→ **Task details**
Read the listing and extract each line that includes the word "рисков".

[START OF Data in this exercise]

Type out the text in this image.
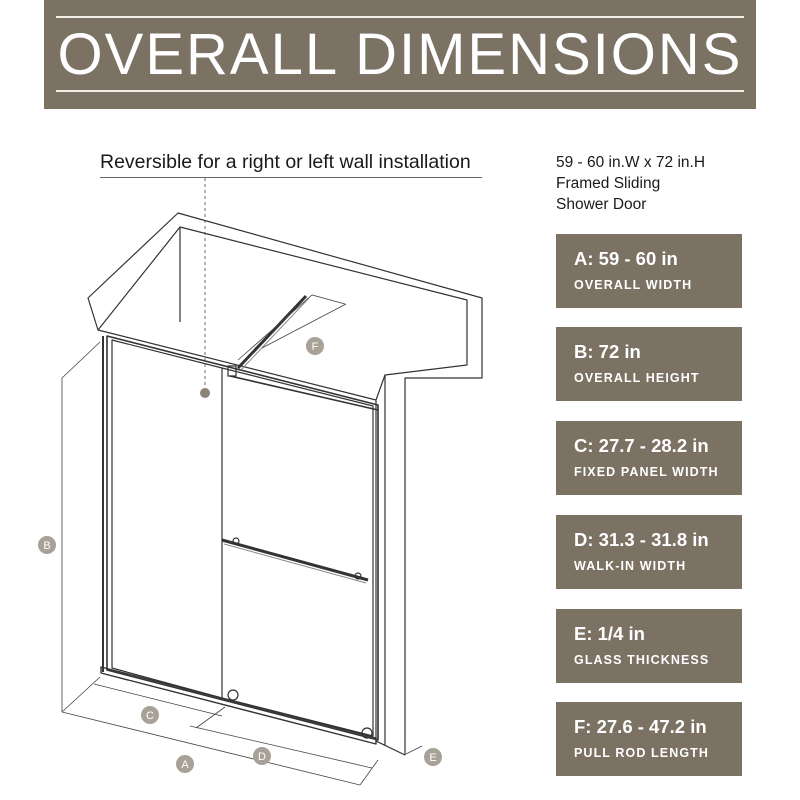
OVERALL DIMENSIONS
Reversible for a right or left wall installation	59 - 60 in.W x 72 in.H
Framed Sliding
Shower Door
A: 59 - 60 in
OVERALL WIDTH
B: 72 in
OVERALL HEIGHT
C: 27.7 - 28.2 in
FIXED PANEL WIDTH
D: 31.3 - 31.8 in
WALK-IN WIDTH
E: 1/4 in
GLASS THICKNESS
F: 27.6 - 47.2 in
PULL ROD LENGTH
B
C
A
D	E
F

[END OF Data in this exercise]
[START OF Data in this exercise]

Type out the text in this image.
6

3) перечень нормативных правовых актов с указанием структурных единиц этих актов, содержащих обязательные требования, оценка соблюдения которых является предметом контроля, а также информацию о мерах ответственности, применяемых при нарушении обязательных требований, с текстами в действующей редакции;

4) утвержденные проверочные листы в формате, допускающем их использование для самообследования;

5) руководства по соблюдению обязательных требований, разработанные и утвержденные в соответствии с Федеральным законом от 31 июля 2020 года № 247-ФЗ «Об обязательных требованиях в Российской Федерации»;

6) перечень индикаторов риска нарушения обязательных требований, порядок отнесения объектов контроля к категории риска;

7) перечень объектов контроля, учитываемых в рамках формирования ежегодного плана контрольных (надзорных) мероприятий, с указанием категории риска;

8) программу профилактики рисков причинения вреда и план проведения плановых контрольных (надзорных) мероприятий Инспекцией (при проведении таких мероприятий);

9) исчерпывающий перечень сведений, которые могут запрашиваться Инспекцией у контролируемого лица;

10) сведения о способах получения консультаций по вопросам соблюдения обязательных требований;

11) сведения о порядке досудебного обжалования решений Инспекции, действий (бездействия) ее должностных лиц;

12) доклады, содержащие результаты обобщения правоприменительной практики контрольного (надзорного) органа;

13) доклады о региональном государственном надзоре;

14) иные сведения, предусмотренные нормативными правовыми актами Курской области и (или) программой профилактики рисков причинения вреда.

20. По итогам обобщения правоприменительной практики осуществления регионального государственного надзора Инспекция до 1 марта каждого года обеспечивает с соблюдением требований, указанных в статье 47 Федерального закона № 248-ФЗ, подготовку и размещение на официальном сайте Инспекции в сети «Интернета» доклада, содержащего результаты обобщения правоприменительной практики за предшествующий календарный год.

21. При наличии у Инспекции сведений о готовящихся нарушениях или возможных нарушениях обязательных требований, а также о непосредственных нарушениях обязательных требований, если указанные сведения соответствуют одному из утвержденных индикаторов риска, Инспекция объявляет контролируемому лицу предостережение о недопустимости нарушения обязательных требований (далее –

[END OF Data in this exercise]

→ **Task solution**
8) программу профилактики рисков причинения вреда и план проведения плановых контрольных (надзорных) мероприятий Инспекцией (при проведении таких мероприятий);
14) иные сведения, предусмотренные нормативными правовыми актами Курской области и (или) программой профилактики рисков причинения вреда.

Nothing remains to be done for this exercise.